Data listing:
◆ ◆ ◆ ◆

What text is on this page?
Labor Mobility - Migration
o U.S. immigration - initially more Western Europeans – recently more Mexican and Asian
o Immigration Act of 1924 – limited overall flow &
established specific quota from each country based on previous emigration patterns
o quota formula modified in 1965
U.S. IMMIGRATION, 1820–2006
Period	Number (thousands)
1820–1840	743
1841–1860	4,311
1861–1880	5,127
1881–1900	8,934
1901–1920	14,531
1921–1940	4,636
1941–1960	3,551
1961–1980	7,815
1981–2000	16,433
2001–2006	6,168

◆ ◆ ◆ ◆

Work to be completed. Using the material above, report each line where "quota" occurs.

Problem solution.
established specific quota from each country based on previous emigration patterns
o quota formula modified in 1965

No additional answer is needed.